--- START Excerpted records ---

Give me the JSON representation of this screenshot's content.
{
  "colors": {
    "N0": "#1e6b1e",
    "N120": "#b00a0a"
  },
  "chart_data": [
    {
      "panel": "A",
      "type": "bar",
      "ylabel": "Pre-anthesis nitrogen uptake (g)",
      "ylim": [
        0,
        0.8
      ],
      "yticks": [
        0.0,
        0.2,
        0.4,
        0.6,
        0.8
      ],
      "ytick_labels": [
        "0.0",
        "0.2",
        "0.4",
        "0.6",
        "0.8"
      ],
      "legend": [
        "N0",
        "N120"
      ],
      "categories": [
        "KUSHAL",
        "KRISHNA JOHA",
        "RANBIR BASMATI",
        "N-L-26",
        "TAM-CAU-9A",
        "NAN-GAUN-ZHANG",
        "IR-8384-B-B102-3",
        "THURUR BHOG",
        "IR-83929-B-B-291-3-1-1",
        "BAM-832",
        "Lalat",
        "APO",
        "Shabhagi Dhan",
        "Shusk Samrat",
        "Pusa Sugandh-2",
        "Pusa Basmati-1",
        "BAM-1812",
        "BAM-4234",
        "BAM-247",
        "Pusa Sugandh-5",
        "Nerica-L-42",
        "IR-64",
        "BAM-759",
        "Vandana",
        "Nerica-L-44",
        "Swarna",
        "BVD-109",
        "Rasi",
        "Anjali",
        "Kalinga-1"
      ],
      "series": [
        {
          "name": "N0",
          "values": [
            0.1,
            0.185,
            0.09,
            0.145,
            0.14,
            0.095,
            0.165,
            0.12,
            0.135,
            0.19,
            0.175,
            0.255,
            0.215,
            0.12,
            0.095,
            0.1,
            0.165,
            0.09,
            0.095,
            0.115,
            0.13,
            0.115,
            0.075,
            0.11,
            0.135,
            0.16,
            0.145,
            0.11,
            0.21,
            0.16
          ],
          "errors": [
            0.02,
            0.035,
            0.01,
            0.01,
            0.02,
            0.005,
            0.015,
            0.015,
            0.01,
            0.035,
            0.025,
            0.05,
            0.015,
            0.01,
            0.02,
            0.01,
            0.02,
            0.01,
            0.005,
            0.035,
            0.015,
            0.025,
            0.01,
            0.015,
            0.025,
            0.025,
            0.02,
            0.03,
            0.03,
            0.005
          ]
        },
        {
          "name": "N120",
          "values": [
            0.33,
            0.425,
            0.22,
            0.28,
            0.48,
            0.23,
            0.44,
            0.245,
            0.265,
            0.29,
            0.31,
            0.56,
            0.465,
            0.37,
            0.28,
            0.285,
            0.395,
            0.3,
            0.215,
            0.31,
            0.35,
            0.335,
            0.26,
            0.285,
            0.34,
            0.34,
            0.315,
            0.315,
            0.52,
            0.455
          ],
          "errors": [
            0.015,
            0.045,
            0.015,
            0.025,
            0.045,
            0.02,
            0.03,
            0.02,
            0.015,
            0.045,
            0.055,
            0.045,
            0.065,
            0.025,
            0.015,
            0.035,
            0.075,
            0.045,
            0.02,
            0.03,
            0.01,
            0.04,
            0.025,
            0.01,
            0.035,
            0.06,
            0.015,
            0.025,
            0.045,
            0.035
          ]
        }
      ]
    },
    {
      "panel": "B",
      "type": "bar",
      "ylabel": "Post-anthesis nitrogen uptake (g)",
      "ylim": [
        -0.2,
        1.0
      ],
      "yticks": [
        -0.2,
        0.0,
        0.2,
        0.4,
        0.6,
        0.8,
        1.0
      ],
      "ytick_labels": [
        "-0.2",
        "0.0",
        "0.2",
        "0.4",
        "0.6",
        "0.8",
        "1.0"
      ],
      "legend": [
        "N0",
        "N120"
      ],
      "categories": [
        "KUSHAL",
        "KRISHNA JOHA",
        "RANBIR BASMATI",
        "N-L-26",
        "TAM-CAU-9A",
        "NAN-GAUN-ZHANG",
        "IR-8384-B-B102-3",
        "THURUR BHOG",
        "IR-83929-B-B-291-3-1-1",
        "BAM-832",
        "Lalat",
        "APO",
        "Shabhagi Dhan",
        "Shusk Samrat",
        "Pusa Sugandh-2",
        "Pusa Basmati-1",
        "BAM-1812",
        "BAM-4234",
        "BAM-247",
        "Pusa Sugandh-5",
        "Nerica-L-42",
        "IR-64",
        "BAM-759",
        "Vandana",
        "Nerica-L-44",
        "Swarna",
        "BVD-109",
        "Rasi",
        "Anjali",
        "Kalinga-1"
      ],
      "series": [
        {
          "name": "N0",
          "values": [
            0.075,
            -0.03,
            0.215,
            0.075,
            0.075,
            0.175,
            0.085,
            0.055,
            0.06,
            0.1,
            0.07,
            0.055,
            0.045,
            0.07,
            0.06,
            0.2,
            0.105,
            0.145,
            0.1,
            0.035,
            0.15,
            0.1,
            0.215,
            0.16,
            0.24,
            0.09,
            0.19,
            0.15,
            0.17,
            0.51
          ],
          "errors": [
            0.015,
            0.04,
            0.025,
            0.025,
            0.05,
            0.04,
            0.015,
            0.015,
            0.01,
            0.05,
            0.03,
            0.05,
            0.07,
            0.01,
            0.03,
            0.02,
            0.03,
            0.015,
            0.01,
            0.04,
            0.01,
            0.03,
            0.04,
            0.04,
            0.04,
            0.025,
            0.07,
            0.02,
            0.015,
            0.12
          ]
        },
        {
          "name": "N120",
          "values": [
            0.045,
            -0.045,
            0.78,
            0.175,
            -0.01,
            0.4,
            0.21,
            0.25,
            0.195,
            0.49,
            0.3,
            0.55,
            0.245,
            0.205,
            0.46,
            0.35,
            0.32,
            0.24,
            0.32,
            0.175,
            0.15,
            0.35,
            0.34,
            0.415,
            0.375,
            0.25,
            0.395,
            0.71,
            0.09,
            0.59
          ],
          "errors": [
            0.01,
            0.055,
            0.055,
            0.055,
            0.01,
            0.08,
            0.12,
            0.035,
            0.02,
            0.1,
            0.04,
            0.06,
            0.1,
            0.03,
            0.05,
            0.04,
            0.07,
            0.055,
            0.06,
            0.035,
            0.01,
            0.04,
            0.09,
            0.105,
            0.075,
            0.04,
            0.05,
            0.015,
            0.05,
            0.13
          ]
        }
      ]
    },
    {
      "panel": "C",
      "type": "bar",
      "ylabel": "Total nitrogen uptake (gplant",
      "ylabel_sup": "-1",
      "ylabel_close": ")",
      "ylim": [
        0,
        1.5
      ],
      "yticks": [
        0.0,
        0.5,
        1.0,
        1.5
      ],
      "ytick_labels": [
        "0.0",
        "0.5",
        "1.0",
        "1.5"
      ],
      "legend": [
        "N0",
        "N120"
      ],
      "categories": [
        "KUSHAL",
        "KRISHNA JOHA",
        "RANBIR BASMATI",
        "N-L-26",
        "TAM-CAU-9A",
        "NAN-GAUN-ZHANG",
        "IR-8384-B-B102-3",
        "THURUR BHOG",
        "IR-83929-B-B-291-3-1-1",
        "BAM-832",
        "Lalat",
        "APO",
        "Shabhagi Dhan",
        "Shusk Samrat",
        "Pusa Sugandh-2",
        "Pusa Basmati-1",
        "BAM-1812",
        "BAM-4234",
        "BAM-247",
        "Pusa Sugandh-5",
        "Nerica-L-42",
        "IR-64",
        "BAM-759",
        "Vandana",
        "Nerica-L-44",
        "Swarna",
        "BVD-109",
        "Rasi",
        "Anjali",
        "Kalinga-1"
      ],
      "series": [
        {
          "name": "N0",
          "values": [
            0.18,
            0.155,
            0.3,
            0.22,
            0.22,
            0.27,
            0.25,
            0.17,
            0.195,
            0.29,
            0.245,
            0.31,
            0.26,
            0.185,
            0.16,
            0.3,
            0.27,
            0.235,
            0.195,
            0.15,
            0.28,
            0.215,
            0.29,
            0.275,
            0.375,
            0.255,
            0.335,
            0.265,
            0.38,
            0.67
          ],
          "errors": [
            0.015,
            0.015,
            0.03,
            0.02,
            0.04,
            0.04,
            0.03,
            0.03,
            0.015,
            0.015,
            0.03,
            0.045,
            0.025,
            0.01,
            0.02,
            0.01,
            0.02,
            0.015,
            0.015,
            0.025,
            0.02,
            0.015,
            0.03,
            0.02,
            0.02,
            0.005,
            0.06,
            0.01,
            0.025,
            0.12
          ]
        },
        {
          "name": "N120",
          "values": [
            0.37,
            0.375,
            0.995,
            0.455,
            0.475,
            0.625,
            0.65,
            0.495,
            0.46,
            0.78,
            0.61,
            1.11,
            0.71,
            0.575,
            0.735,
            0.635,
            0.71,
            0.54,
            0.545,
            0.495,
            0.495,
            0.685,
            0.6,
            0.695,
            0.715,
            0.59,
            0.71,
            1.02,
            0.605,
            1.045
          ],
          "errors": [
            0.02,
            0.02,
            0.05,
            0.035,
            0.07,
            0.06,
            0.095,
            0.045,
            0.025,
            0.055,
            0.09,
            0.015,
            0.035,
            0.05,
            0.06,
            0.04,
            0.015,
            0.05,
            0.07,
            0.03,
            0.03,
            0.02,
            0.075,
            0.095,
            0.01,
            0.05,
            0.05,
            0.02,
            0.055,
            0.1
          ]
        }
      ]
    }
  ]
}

--- END Excerpted records ---

• **Given exercise**
Determine how many of the lines above hold the word "uptake", and output that number by itself.

• **Solution to this problem**
3